◆ **Task objective**
Please identify every line in the listing below that contains the string "Extract", and copy each one in full.

◆ **Records for this task**
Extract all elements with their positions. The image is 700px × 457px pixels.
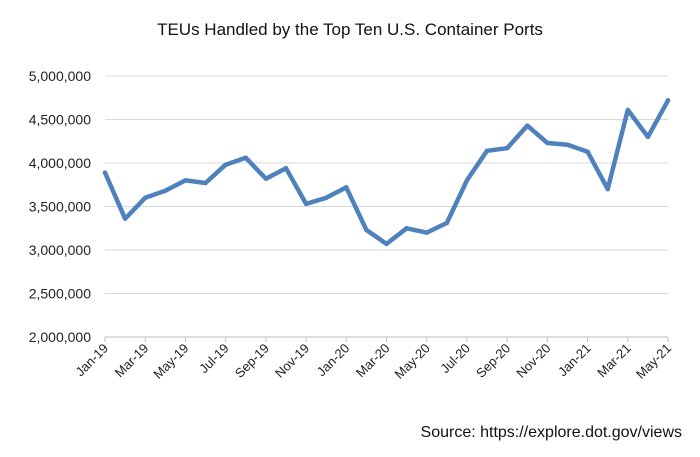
data-point (444, 220, 450, 226)
data-point (645, 134, 651, 140)
data-point (464, 178, 470, 183)
data-point (323, 195, 329, 200)
data-point (203, 180, 208, 186)
data-point (424, 230, 429, 235)
data-point (223, 162, 228, 167)
data-point (404, 226, 409, 231)
x-tick-label: Sep-20 (473, 341, 513, 381)
data-point (384, 241, 389, 247)
y-tick-label: 2,000,000 (29, 329, 91, 345)
line-chart: 2,000,000 2,500,000 3,000,000 3,500,000 4,00… (29, 68, 674, 382)
data-point (484, 148, 490, 154)
data-point (525, 123, 530, 128)
data-point (605, 186, 610, 192)
x-tick-label: Mar-20 (353, 341, 393, 381)
data-point (263, 176, 269, 181)
x-tick-label: Nov-20 (513, 341, 553, 381)
y-tick-label: 4,500,000 (29, 112, 91, 128)
data-point (565, 142, 570, 147)
x-tick-label: Sep-19 (232, 341, 272, 381)
x-tick-label: Mar-21 (594, 341, 634, 381)
data-point (143, 195, 148, 200)
y-axis-ticks: 2,000,000 2,500,000 3,000,000 3,500,000 4,00… (29, 68, 91, 345)
x-tick-label: May-20 (392, 341, 433, 382)
data-point (163, 188, 168, 194)
x-tick-label: Jan-20 (314, 341, 353, 380)
y-tick-label: 3,000,000 (29, 242, 91, 258)
data-point (504, 146, 510, 151)
data-point (545, 140, 550, 146)
data-point (183, 178, 188, 183)
x-tick-label: Jul-20 (437, 341, 473, 377)
data-point (585, 149, 590, 154)
data-point (364, 227, 369, 233)
x-tick-label: Nov-19 (272, 341, 312, 381)
y-tick-label: 5,000,000 (29, 68, 91, 84)
series-line (102, 98, 671, 247)
data-point (665, 98, 671, 103)
data-point (625, 107, 630, 113)
data-point (122, 216, 128, 221)
data-point (283, 166, 289, 171)
data-point (303, 201, 309, 207)
x-tick-label: Jul-19 (196, 341, 232, 377)
x-tick-label: May-19 (150, 341, 191, 382)
data-point (102, 170, 108, 175)
x-tick-label: Jan-19 (72, 341, 111, 380)
chart-title: TEUs Handled by the Top Ten U.S. Contain… (157, 20, 543, 39)
source-note: Source: https://explore.dot.gov/views (420, 424, 682, 441)
x-tick-label: May-21 (633, 341, 674, 382)
y-tick-label: 4,000,000 (29, 155, 91, 171)
y-tick-label: 3,500,000 (29, 199, 91, 215)
x-tick-label: Jan-21 (555, 341, 594, 380)
data-point (243, 155, 248, 160)
series-layer (102, 98, 671, 247)
gridlines (105, 75, 668, 338)
x-tick-label: Mar-19 (112, 341, 152, 381)
y-tick-label: 2,500,000 (29, 286, 91, 302)
data-point (344, 185, 349, 190)
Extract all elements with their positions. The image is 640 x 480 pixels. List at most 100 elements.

◆ **Exercise output**
Extract all elements with their positions. The image is 700px × 457px pixels.
Extract all elements with their positions. The image is 640 x 480 pixels. List at most 100 elements.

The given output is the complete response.